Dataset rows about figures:
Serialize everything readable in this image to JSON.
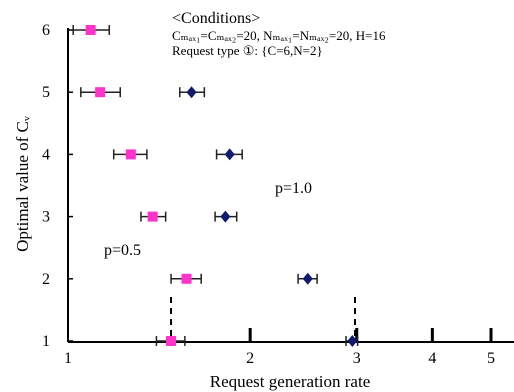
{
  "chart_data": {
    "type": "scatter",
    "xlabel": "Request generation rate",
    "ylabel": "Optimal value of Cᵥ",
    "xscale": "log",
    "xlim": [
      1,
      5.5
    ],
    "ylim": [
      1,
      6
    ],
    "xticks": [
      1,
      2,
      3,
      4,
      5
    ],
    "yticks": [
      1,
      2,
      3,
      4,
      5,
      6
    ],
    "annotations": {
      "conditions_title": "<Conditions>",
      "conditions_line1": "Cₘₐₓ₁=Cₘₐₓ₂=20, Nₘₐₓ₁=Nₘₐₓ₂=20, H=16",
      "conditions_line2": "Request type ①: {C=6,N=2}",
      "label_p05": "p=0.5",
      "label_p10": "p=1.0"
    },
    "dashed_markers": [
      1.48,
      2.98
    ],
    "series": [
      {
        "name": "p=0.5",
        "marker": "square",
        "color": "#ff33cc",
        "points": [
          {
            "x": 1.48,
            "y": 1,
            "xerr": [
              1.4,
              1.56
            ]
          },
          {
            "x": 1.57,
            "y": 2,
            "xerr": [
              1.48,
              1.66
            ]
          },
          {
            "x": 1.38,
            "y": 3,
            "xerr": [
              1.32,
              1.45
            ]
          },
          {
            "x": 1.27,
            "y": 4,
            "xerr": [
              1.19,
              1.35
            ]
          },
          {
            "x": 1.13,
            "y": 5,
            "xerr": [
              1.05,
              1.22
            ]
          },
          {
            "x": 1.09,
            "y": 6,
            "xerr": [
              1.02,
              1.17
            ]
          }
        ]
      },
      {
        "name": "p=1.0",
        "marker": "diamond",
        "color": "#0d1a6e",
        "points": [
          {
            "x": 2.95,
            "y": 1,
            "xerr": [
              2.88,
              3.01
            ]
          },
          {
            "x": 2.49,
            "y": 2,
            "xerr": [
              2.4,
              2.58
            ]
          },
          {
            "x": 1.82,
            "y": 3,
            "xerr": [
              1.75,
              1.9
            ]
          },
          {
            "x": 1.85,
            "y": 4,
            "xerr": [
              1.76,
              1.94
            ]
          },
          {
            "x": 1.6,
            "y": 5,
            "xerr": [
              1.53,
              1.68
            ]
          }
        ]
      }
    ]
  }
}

* * *

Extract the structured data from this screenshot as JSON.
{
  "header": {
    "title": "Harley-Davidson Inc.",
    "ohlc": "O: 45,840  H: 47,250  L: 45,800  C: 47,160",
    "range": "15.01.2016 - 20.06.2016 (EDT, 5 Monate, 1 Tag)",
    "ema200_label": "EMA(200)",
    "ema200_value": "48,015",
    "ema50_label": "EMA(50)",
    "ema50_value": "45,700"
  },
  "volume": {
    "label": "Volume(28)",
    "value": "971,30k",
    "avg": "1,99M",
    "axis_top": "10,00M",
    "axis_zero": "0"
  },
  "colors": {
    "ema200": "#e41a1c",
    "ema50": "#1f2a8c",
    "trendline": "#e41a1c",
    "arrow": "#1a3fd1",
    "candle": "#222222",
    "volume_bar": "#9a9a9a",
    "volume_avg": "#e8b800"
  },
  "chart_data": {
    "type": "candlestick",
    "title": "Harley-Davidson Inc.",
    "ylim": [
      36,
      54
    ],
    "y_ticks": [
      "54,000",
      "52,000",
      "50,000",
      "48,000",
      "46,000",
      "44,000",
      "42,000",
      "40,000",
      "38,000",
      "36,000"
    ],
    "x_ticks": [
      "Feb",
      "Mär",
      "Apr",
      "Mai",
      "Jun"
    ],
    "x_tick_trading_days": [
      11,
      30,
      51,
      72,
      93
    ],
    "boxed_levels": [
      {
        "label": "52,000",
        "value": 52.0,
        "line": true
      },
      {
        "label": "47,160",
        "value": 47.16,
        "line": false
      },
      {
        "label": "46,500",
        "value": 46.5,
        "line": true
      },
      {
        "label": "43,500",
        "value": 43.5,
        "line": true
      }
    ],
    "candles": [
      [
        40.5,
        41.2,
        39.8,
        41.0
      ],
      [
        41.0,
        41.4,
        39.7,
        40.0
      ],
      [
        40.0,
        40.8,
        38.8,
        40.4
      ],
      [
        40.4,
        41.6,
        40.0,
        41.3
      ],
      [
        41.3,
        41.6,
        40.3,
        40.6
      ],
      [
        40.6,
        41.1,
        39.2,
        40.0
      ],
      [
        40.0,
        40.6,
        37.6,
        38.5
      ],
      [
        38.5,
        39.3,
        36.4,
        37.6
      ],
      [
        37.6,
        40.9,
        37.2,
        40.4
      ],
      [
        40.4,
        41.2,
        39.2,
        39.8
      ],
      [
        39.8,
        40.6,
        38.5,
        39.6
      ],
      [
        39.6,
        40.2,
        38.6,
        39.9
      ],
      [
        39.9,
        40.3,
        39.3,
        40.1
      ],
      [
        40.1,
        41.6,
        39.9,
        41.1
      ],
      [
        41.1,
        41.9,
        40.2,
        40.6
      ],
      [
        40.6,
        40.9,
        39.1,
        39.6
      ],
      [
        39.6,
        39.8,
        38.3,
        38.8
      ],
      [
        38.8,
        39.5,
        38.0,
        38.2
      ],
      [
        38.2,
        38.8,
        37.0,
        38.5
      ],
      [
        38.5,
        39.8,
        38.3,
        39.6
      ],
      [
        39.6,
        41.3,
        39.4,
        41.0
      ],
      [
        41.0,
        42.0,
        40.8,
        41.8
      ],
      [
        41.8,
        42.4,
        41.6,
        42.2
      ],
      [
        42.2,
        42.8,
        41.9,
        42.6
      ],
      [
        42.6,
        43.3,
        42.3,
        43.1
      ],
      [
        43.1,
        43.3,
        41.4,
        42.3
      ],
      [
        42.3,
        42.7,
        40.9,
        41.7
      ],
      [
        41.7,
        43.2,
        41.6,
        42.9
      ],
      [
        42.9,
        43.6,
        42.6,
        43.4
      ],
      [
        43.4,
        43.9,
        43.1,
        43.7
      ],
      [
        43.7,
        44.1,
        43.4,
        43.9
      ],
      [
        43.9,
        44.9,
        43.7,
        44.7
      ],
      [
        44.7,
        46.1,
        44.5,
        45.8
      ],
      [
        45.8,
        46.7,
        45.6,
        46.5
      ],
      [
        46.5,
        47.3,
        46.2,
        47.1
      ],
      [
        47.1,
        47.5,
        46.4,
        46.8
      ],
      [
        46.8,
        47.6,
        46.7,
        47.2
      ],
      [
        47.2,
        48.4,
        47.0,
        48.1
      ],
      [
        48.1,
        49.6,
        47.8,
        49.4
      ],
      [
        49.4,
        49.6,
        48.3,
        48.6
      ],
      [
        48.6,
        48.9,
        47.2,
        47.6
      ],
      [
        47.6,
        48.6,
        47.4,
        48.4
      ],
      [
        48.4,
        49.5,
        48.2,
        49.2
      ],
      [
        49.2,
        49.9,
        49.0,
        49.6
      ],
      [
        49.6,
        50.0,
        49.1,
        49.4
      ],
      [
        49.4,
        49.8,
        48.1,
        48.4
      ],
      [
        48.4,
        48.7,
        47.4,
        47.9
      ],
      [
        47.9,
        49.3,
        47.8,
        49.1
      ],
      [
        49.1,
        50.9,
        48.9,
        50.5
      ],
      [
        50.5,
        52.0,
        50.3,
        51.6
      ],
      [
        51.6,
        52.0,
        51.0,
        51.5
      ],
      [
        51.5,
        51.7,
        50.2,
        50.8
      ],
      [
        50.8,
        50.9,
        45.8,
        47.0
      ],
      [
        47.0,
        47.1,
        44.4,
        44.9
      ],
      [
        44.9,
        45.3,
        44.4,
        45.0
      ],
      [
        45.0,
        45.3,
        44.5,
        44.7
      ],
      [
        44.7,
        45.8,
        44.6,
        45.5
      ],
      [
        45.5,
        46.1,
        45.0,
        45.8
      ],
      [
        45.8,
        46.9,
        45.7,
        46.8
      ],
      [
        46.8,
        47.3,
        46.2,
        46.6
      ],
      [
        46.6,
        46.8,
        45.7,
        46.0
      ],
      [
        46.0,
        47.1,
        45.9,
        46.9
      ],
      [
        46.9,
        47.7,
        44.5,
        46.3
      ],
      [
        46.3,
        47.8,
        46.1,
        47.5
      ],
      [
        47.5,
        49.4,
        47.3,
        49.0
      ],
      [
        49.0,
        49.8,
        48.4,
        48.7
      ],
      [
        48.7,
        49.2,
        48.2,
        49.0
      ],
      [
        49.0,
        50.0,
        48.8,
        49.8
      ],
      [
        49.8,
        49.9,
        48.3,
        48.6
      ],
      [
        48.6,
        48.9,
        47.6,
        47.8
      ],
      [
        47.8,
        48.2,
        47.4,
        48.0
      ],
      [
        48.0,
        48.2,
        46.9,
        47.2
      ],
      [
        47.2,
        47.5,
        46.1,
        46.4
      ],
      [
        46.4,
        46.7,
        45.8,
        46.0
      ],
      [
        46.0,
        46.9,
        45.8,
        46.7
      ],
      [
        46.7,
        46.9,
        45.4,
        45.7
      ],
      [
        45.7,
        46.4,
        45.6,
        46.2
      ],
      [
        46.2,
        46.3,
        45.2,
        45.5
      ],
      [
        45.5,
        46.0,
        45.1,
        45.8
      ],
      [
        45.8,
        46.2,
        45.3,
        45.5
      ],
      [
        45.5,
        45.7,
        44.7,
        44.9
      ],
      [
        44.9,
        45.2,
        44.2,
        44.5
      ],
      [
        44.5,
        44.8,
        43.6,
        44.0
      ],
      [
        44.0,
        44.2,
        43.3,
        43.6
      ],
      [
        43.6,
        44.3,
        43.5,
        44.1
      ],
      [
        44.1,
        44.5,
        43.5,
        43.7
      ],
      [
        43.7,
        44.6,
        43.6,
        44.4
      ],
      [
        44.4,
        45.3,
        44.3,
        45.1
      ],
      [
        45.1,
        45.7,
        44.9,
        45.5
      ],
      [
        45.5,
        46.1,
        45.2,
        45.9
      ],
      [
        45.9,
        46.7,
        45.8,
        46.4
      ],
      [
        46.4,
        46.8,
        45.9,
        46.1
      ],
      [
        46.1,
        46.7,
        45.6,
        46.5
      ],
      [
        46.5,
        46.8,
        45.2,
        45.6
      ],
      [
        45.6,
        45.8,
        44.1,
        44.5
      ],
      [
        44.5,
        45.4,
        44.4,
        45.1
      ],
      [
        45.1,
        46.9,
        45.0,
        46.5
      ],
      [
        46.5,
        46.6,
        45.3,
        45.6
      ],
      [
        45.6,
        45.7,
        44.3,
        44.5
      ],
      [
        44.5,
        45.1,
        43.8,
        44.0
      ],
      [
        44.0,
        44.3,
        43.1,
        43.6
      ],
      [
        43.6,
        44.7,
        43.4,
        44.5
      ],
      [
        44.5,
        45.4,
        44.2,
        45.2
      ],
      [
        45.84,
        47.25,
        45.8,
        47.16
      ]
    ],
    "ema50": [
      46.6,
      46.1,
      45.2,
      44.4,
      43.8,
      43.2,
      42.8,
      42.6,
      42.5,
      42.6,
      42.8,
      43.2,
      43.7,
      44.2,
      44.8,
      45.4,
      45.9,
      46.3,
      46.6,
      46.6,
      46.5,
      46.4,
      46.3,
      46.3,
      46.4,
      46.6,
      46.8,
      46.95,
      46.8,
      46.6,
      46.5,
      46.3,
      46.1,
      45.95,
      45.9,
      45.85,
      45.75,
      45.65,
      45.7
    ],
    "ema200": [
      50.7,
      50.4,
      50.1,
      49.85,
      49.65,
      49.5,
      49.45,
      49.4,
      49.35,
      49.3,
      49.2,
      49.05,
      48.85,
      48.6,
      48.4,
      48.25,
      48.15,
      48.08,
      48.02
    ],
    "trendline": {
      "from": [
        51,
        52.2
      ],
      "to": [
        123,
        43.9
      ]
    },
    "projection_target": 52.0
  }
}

...

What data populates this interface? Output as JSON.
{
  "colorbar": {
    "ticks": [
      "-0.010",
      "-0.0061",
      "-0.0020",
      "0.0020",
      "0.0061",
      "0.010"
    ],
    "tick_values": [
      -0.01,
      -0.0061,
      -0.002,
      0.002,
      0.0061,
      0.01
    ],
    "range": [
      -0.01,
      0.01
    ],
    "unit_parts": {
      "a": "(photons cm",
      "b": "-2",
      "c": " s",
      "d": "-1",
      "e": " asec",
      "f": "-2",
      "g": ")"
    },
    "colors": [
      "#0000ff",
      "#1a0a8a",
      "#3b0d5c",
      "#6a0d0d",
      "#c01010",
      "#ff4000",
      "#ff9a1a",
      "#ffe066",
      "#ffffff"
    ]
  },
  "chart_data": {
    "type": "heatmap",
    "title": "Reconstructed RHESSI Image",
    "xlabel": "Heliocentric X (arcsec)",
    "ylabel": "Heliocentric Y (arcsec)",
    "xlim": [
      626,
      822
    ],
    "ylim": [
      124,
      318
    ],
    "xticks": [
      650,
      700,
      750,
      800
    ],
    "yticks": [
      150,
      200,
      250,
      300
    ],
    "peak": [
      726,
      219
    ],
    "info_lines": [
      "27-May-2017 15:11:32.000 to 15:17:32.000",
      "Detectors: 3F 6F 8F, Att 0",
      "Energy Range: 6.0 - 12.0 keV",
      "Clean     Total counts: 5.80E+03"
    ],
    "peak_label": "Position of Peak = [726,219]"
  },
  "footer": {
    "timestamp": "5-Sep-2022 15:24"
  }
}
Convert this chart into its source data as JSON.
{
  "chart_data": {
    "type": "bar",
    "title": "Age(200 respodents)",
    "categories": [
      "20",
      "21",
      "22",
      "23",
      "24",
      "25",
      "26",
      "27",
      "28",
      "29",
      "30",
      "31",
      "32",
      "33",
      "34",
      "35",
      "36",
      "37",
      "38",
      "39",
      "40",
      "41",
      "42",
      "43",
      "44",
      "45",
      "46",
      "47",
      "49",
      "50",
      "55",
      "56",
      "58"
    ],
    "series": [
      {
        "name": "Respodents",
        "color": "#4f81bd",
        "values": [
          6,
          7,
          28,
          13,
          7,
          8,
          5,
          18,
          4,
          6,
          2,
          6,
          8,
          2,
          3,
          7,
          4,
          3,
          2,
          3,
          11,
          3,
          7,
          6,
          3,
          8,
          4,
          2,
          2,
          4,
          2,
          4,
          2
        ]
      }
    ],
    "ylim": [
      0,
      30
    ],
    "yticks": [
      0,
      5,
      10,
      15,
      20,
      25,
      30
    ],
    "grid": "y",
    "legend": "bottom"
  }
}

CHALLENGE: Copy all the lines above that hold the string "arcsec".

WORKED ANSWER:
    "xlabel": "Heliocentric X (arcsec)",
    "ylabel": "Heliocentric Y (arcsec)",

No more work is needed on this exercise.